## EXERCISE
Give a verbatim copy of the lines below, minus the pictures.

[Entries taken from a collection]
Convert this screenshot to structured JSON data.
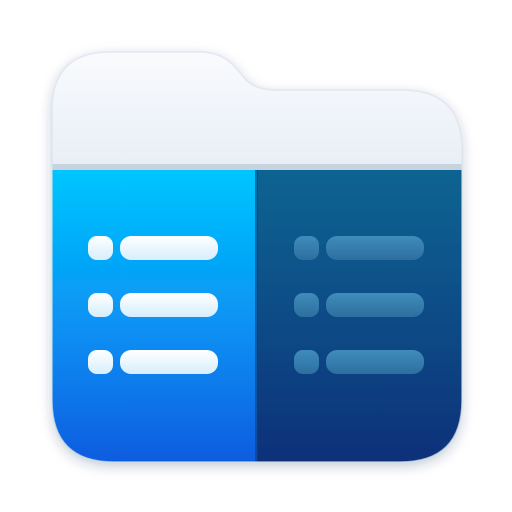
{
  "icon": {
    "name": "dual-pane-file-manager-app-icon",
    "colors": {
      "folder_tab_light": "#f4f7fb",
      "folder_tab_shadow": "#c9d3de",
      "left_pane_top": "#00c2ff",
      "left_pane_bottom": "#0a5fe0",
      "right_pane_top": "#0b5f8e",
      "right_pane_bottom": "#08307a",
      "left_list_marks": "#eaf6ff",
      "right_list_marks": "#3f87b6"
    },
    "left_pane": {
      "rows": 3
    },
    "right_pane": {
      "rows": 3
    }
  }
}
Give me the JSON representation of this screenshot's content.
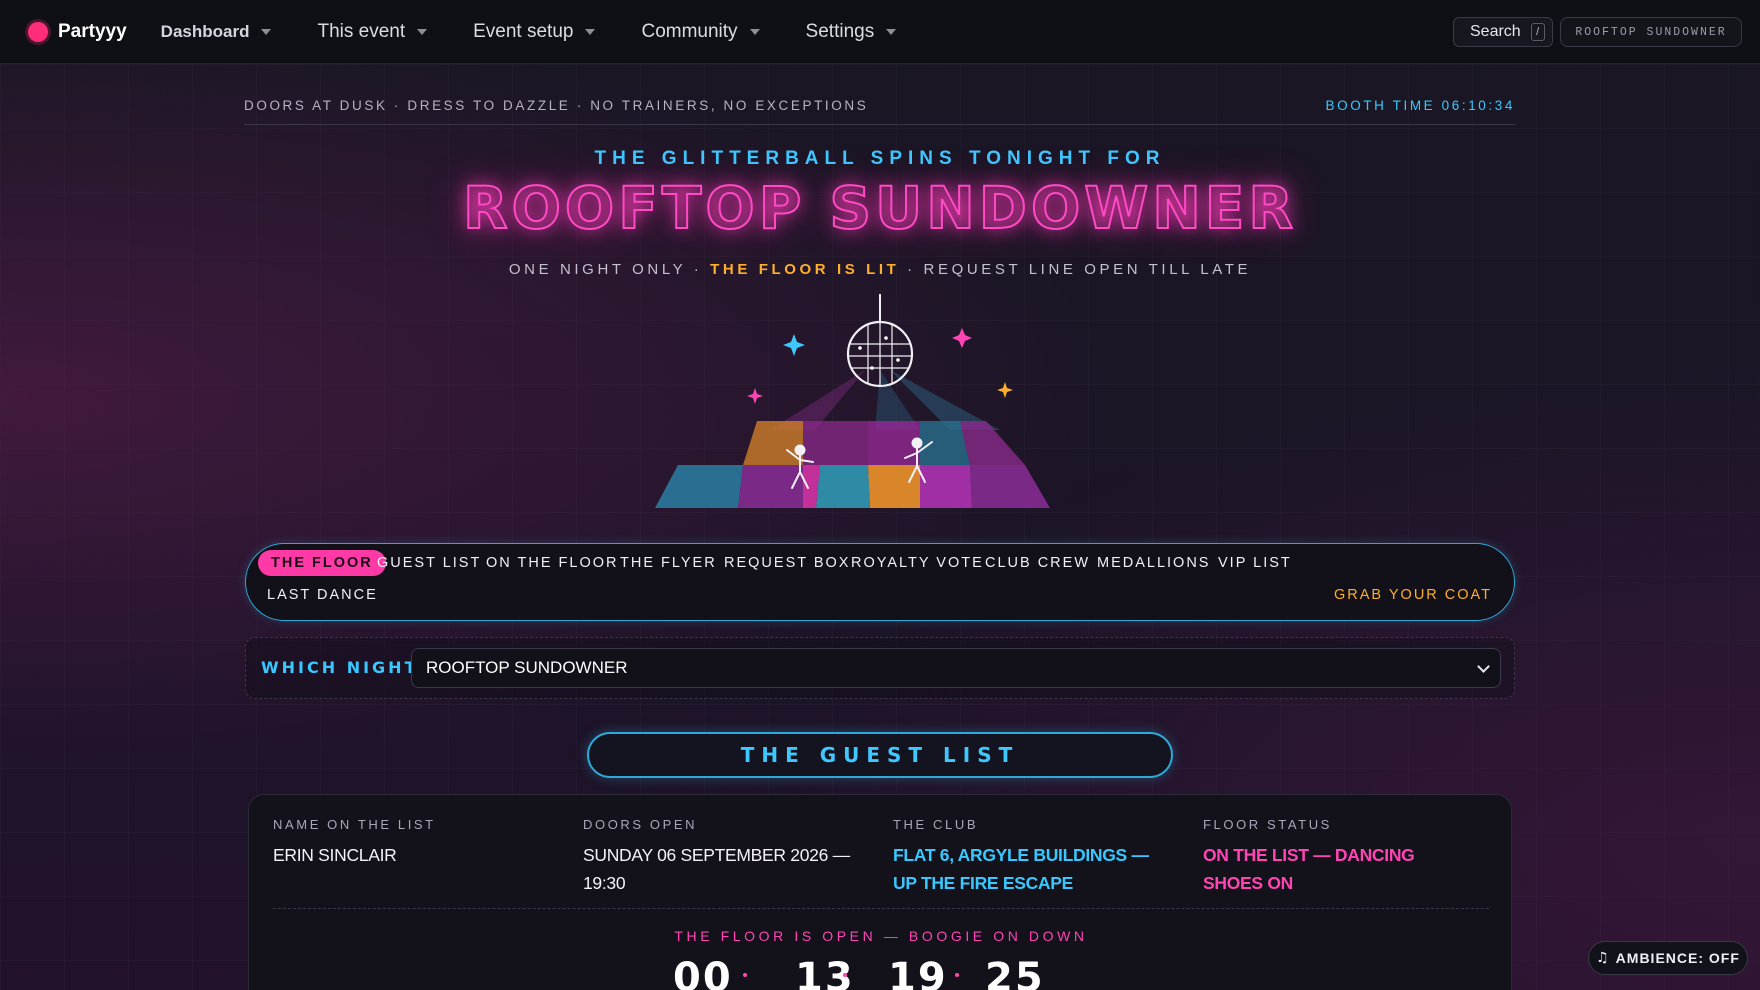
{
  "nav": {
    "brand": "Partyyy",
    "items": [
      {
        "label": "Dashboard"
      },
      {
        "label": "This event"
      },
      {
        "label": "Event setup"
      },
      {
        "label": "Community"
      },
      {
        "label": "Settings"
      }
    ],
    "search_label": "Search",
    "search_shortcut": "/",
    "event_chip": "ROOFTOP SUNDOWNER"
  },
  "header": {
    "ticker": "DOORS AT DUSK · DRESS TO DAZZLE · NO TRAINERS, NO EXCEPTIONS",
    "booth_time": "BOOTH TIME 06:10:34",
    "kicker": "THE GLITTERBALL SPINS TONIGHT FOR",
    "title": "ROOFTOP SUNDOWNER",
    "tagline_pre": "ONE NIGHT ONLY · ",
    "tagline_lit": "THE FLOOR IS LIT",
    "tagline_post": " · REQUEST LINE OPEN TILL LATE"
  },
  "tabs": {
    "items": [
      {
        "label": "THE FLOOR",
        "active": true
      },
      {
        "label": "GUEST LIST"
      },
      {
        "label": "ON THE FLOOR"
      },
      {
        "label": "THE FLYER"
      },
      {
        "label": "REQUEST BOX"
      },
      {
        "label": "ROYALTY VOTE"
      },
      {
        "label": "CLUB CREW"
      },
      {
        "label": "MEDALLIONS"
      },
      {
        "label": "VIP LIST"
      },
      {
        "label": "LAST DANCE"
      }
    ],
    "exit_label": "GRAB YOUR COAT"
  },
  "night_picker": {
    "label": "WHICH NIGHT?",
    "selected": "ROOFTOP SUNDOWNER"
  },
  "guest_list": {
    "heading": "THE GUEST LIST",
    "columns": [
      {
        "label": "NAME ON THE LIST",
        "value": "ERIN SINCLAIR"
      },
      {
        "label": "DOORS OPEN",
        "value": "SUNDAY 06 SEPTEMBER 2026 — 19:30"
      },
      {
        "label": "THE CLUB",
        "value": "FLAT 6, ARGYLE BUILDINGS — UP THE FIRE ESCAPE"
      },
      {
        "label": "FLOOR STATUS",
        "value": "ON THE LIST — DANCING SHOES ON"
      }
    ],
    "floor_open": "THE FLOOR IS OPEN — BOOGIE ON DOWN",
    "countdown": [
      "00",
      "13",
      "19",
      "25"
    ]
  },
  "ambience": {
    "icon": "music-note-icon",
    "label": "AMBIENCE: OFF"
  },
  "colors": {
    "accent_pink": "#ff3aa7",
    "accent_cyan": "#38c8ff",
    "accent_orange": "#ffae2e"
  }
}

## TASK RESULT
Convert this screenshot to structured JSON data.
{
  "icon": {
    "name": "dual-pane-file-manager-app-icon",
    "colors": {
      "folder_tab_light": "#f4f7fb",
      "folder_tab_shadow": "#c9d3de",
      "left_pane_top": "#00c2ff",
      "left_pane_bottom": "#0a5fe0",
      "right_pane_top": "#0b5f8e",
      "right_pane_bottom": "#08307a",
      "left_list_marks": "#eaf6ff",
      "right_list_marks": "#3f87b6"
    },
    "left_pane": {
      "rows": 3
    },
    "right_pane": {
      "rows": 3
    }
  }
}
Give me the JSON representation of this screenshot's content.
{
  "nav": {
    "brand": "Partyyy",
    "items": [
      {
        "label": "Dashboard"
      },
      {
        "label": "This event"
      },
      {
        "label": "Event setup"
      },
      {
        "label": "Community"
      },
      {
        "label": "Settings"
      }
    ],
    "search_label": "Search",
    "search_shortcut": "/",
    "event_chip": "ROOFTOP SUNDOWNER"
  },
  "header": {
    "ticker": "DOORS AT DUSK · DRESS TO DAZZLE · NO TRAINERS, NO EXCEPTIONS",
    "booth_time": "BOOTH TIME 06:10:34",
    "kicker": "THE GLITTERBALL SPINS TONIGHT FOR",
    "title": "ROOFTOP SUNDOWNER",
    "tagline_pre": "ONE NIGHT ONLY · ",
    "tagline_lit": "THE FLOOR IS LIT",
    "tagline_post": " · REQUEST LINE OPEN TILL LATE"
  },
  "tabs": {
    "items": [
      {
        "label": "THE FLOOR",
        "active": true
      },
      {
        "label": "GUEST LIST"
      },
      {
        "label": "ON THE FLOOR"
      },
      {
        "label": "THE FLYER"
      },
      {
        "label": "REQUEST BOX"
      },
      {
        "label": "ROYALTY VOTE"
      },
      {
        "label": "CLUB CREW"
      },
      {
        "label": "MEDALLIONS"
      },
      {
        "label": "VIP LIST"
      },
      {
        "label": "LAST DANCE"
      }
    ],
    "exit_label": "GRAB YOUR COAT"
  },
  "night_picker": {
    "label": "WHICH NIGHT?",
    "selected": "ROOFTOP SUNDOWNER"
  },
  "guest_list": {
    "heading": "THE GUEST LIST",
    "columns": [
      {
        "label": "NAME ON THE LIST",
        "value": "ERIN SINCLAIR"
      },
      {
        "label": "DOORS OPEN",
        "value": "SUNDAY 06 SEPTEMBER 2026 — 19:30"
      },
      {
        "label": "THE CLUB",
        "value": "FLAT 6, ARGYLE BUILDINGS — UP THE FIRE ESCAPE"
      },
      {
        "label": "FLOOR STATUS",
        "value": "ON THE LIST — DANCING SHOES ON"
      }
    ],
    "floor_open": "THE FLOOR IS OPEN — BOOGIE ON DOWN",
    "countdown": [
      "00",
      "13",
      "19",
      "25"
    ]
  },
  "ambience": {
    "icon": "music-note-icon",
    "label": "AMBIENCE: OFF"
  },
  "colors": {
    "accent_pink": "#ff3aa7",
    "accent_cyan": "#38c8ff",
    "accent_orange": "#ffae2e"
  }
}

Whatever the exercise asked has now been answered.